=== Written exercise ===
Copy each line of the data below exactly, leaving out pictures.

** BEGIN Supplied information **

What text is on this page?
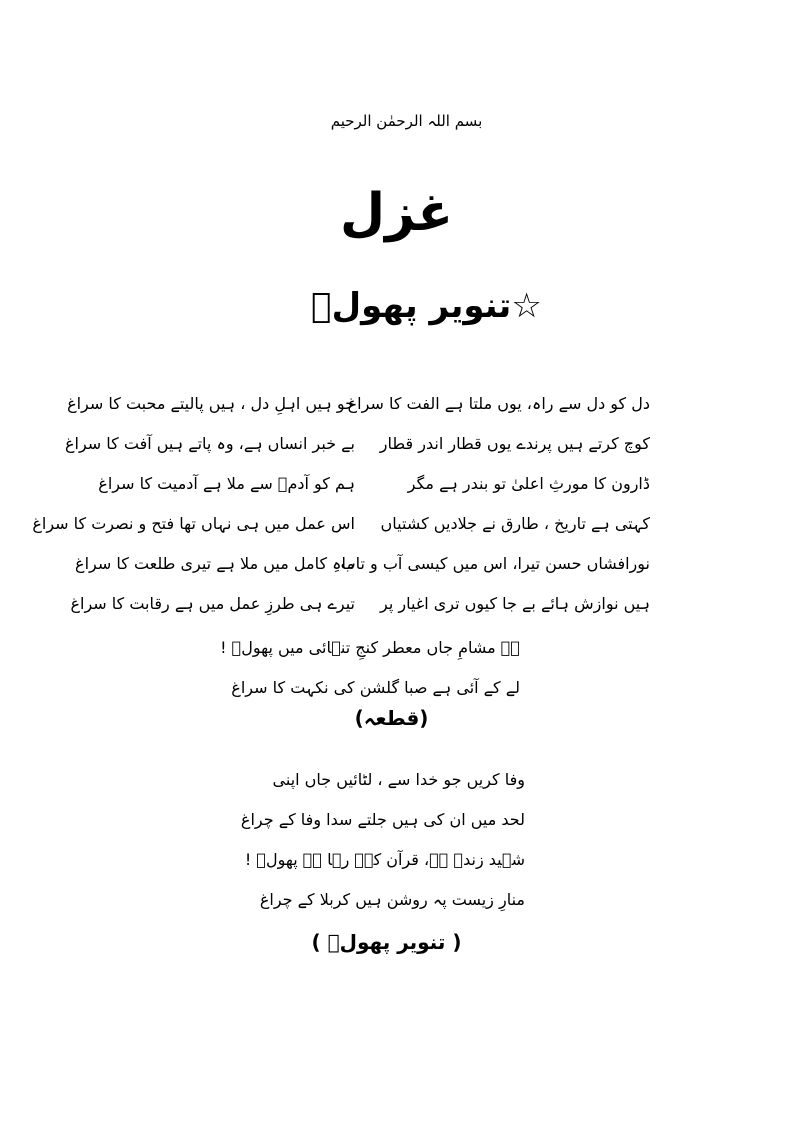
بسم اللہ الرحمٰن الرحیم
غزل
☆تنویر پھولؔ
دل کو دل سے راہ، یوں ملتا ہے الفت کا سراغ
جو ہیں اہلِ دل ، ہیں پالیتے محبت کا سراغ
کوچ کرتے ہیں پرندے یوں قطار اندر قطار
بے خبر انساں ہے، وہ پاتے ہیں آفت کا سراغ
ڈارون کا مورثِ اعلیٰ تو بندر ہے مگر
ہم کو آدمؑ سے ملا ہے آدمیت کا سراغ
کہتی ہے تاریخ ، طارق نے جلادیں کشتیاں
اس عمل میں ہی نہاں تھا فتح و نصرت کا سراغ
نورافشاں حسن تیرا، اس میں کیسی آب و تاب
ماہِ کامل میں ملا ہے تیری طلعت کا سراغ
ہیں نوازش ہائے بے جا کیوں تری اغیار پر
تیرے ہی طرزِ عمل میں ہے رقابت کا سراغ
ہے مشامِ جاں معطر کنجِ تنہائی میں پھولؔ !
لے کے آئی ہے صبا گلشن کی نکہت کا سراغ
(قطعہ)
وفا کریں جو خدا سے ، لٹائیں جاں اپنی
لحد میں ان کی ہیں جلتے سدا وفا کے چراغ
شہید زندہ ہے، قرآن کہہ رہا ہے پھولؔ !
منارِ زیست پہ روشن ہیں کربلا کے چراغ
( تنویر پھولؔ )
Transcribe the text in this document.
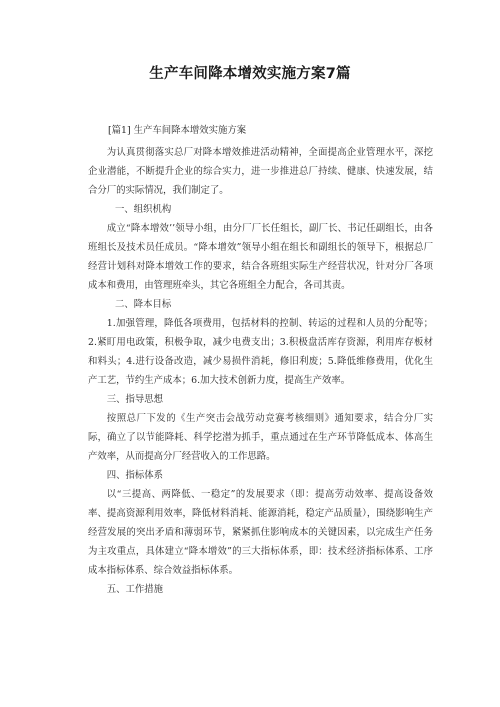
生产车间降本增效实施方案7篇

[篇1] 生产车间降本增效实施方案

为认真贯彻落实总厂对降本增效推进活动精神，全面提高企业管理水平，深挖企业潜能，不断提升企业的综合实力，进一步推进总厂持续、健康、快速发展，结合分厂的实际情况，我们制定了。

一、组织机构

成立“降本增效’’领导小组，由分厂厂长任组长，副厂长、书记任副组长，由各班组长及技术员任成员。“降本增效”领导小组在组长和副组长的领导下，根据总厂经营计划科对降本增效工作的要求，结合各班组实际生产经营状况，针对分厂各项成本和费用，由管理班牵头，其它各班组全力配合，各司其责。

二、降本目标

1.加强管理，降低各项费用，包括材料的控制、转运的过程和人员的分配等；2.紧盯用电政策，积极争取，减少电费支出；3.积极盘活库存资源，利用库存板材和料头；4.进行设备改造，减少易损件消耗，修旧利废；5.降低维修费用，优化生产工艺，节约生产成本；6.加大技术创新力度，提高生产效率。

三、指导思想

按照总厂下发的《生产突击会战劳动竞赛考核细则》通知要求，结合分厂实际，确立了以节能降耗、科学挖潜为抓手，重点通过在生产环节降低成本、体高生产效率，从而提高分厂经营收入的工作思路。

四、指标体系

以“三提高、两降低、一稳定”的发展要求（即：提高劳动效率、提高设备效率、提高资源利用效率，降低材料消耗、能源消耗，稳定产品质量），围绕影响生产经营发展的突出矛盾和薄弱环节，紧紧抓住影响成本的关键因素，以完成生产任务为主攻重点，具体建立“降本增效”的三大指标体系，即：技术经济指标体系、工序成本指标体系、综合效益指标体系。

五、工作措施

** END Supplied information **

=== Solved exercise ===
What text is on this page?
بسم اللہ الرحمٰن الرحیم
غزل
☆تنویر پھولؔ
دل کو دل سے راہ، یوں ملتا ہے الفت کا سراغ
جو ہیں اہلِ دل ، ہیں پالیتے محبت کا سراغ
کوچ کرتے ہیں پرندے یوں قطار اندر قطار
بے خبر انساں ہے، وہ پاتے ہیں آفت کا سراغ
ڈارون کا مورثِ اعلیٰ تو بندر ہے مگر
ہم کو آدمؑ سے ملا ہے آدمیت کا سراغ
کہتی ہے تاریخ ، طارق نے جلادیں کشتیاں
اس عمل میں ہی نہاں تھا فتح و نصرت کا سراغ
نورافشاں حسن تیرا، اس میں کیسی آب و تاب
ماہِ کامل میں ملا ہے تیری طلعت کا سراغ
ہیں نوازش ہائے بے جا کیوں تری اغیار پر
تیرے ہی طرزِ عمل میں ہے رقابت کا سراغ
ہے مشامِ جاں معطر کنجِ تنہائی میں پھولؔ !
لے کے آئی ہے صبا گلشن کی نکہت کا سراغ
(قطعہ)
وفا کریں جو خدا سے ، لٹائیں جاں اپنی
لحد میں ان کی ہیں جلتے سدا وفا کے چراغ
شہید زندہ ہے، قرآن کہہ رہا ہے پھولؔ !
منارِ زیست پہ روشن ہیں کربلا کے چراغ
( تنویر پھولؔ )
Transcribe the text in this document.
生产车间降本增效实施方案7篇

[篇1] 生产车间降本增效实施方案

为认真贯彻落实总厂对降本增效推进活动精神，全面提高企业管理水平，深挖企业潜能，不断提升企业的综合实力，进一步推进总厂持续、健康、快速发展，结合分厂的实际情况，我们制定了。

一、组织机构

成立“降本增效’’领导小组，由分厂厂长任组长，副厂长、书记任副组长，由各班组长及技术员任成员。“降本增效”领导小组在组长和副组长的领导下，根据总厂经营计划科对降本增效工作的要求，结合各班组实际生产经营状况，针对分厂各项成本和费用，由管理班牵头，其它各班组全力配合，各司其责。

二、降本目标

1.加强管理，降低各项费用，包括材料的控制、转运的过程和人员的分配等；2.紧盯用电政策，积极争取，减少电费支出；3.积极盘活库存资源，利用库存板材和料头；4.进行设备改造，减少易损件消耗，修旧利废；5.降低维修费用，优化生产工艺，节约生产成本；6.加大技术创新力度，提高生产效率。

三、指导思想

按照总厂下发的《生产突击会战劳动竞赛考核细则》通知要求，结合分厂实际，确立了以节能降耗、科学挖潜为抓手，重点通过在生产环节降低成本、体高生产效率，从而提高分厂经营收入的工作思路。

四、指标体系

以“三提高、两降低、一稳定”的发展要求（即：提高劳动效率、提高设备效率、提高资源利用效率，降低材料消耗、能源消耗，稳定产品质量），围绕影响生产经营发展的突出矛盾和薄弱环节，紧紧抓住影响成本的关键因素，以完成生产任务为主攻重点，具体建立“降本增效”的三大指标体系，即：技术经济指标体系、工序成本指标体系、综合效益指标体系。

五、工作措施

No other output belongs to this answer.